Extracted records:
· · · · · · ·
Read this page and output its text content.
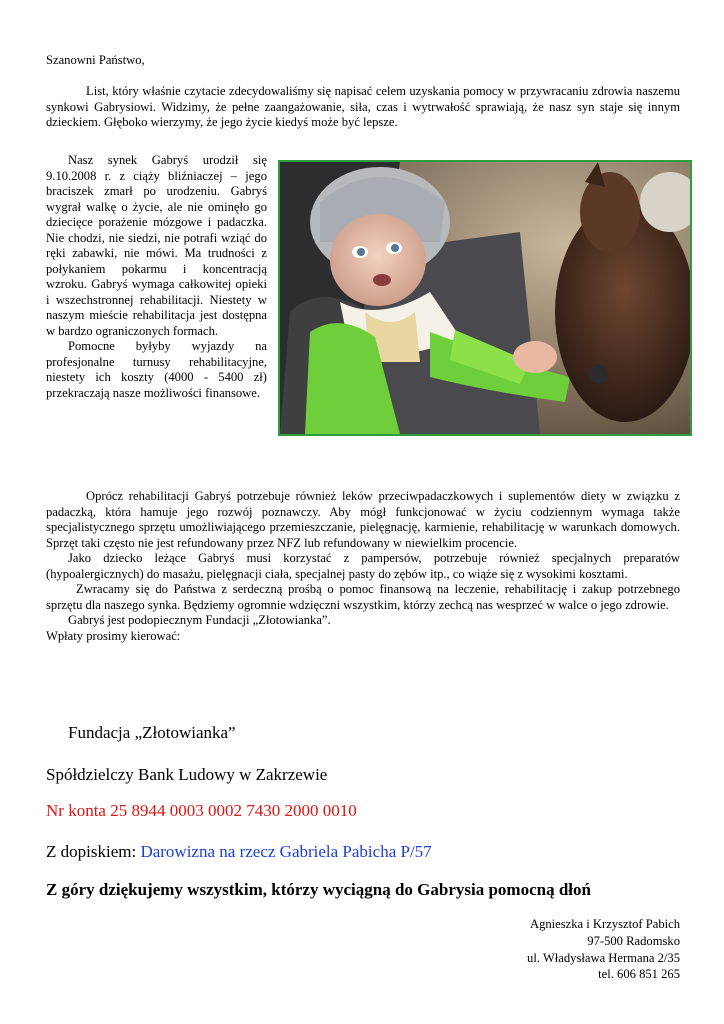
Szanowni Państwo,

List, który właśnie czytacie zdecydowaliśmy się napisać celem uzyskania pomocy w przywracaniu zdrowia naszemu synkowi Gabrysiowi. Widzimy, że pełne zaangażowanie, siła, czas i wytrwałość sprawiają, że nasz syn staje się innym dzieckiem. Głęboko wierzymy, że jego życie kiedyś może być lepsze.

Nasz synek Gabryś urodził się 9.10.2008 r. z ciąży bliźniaczej – jego braciszek zmarł po urodzeniu. Gabryś wygrał walkę o życie, ale nie ominęło go dziecięce porażenie mózgowe i padaczka. Nie chodzi, nie siedzi, nie potrafi wziąć do ręki zabawki, nie mówi. Ma trudności z połykaniem pokarmu i koncentracją wzroku. Gabryś wymaga całkowitej opieki i wszechstronnej rehabilitacji. Niestety w naszym mieście rehabilitacja jest dostępna w bardzo ograniczonych formach.

Pomocne byłyby wyjazdy na profesjonalne turnusy rehabilitacyjne, niestety ich koszty (4000 - 5400 zł) przekraczają nasze możliwości finansowe.

Oprócz rehabilitacji Gabryś potrzebuje również leków przeciwpadaczkowych i suplementów diety w związku z padaczką, która hamuje jego rozwój poznawczy. Aby mógł funkcjonować w życiu codziennym wymaga także specjalistycznego sprzętu umożliwiającego przemieszczanie, pielęgnację, karmienie, rehabilitację w warunkach domowych. Sprzęt taki często nie jest refundowany przez NFZ lub refundowany w niewielkim procencie.

Jako dziecko leżące Gabryś musi korzystać z pampersów, potrzebuje również specjalnych preparatów (hypoalergicznych) do masażu, pielęgnacji ciała, specjalnej pasty do zębów itp., co wiąże się z wysokimi kosztami.

Zwracamy się do Państwa z serdeczną prośbą o pomoc finansową na leczenie, rehabilitację i zakup potrzebnego sprzętu dla naszego synka. Będziemy ogromnie wdzięczni wszystkim, którzy zechcą nas wesprzeć w walce o jego zdrowie.

Gabryś jest podopiecznym Fundacji „Złotowianka”.

Wpłaty prosimy kierować:

Fundacja „Złotowianka”

Spółdzielczy Bank Ludowy w Zakrzewie

Nr konta 25 8944 0003 0002 7430 2000 0010

Z dopiskiem: Darowizna na rzecz Gabriela Pabicha P/57

Z góry dziękujemy wszystkim, którzy wyciągną do Gabrysia pomocną dłoń
Agnieszka i Krzysztof Pabich
97-500 Radomsko
ul. Władysława Hermana 2/35
tel. 606 851 265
· · · · · · ·
_REQUIREMENTS_
Show every line from the entries above in which the word "którzy" appears.

_THE OUTPUT_
Zwracamy się do Państwa z serdeczną prośbą o pomoc finansową na leczenie, rehabilitację i zakup potrzebnego sprzętu dla naszego synka. Będziemy ogromnie wdzięczni wszystkim, którzy zechcą nas wesprzeć w walce o jego zdrowie.
Z góry dziękujemy wszystkim, którzy wyciągną do Gabrysia pomocną dłoń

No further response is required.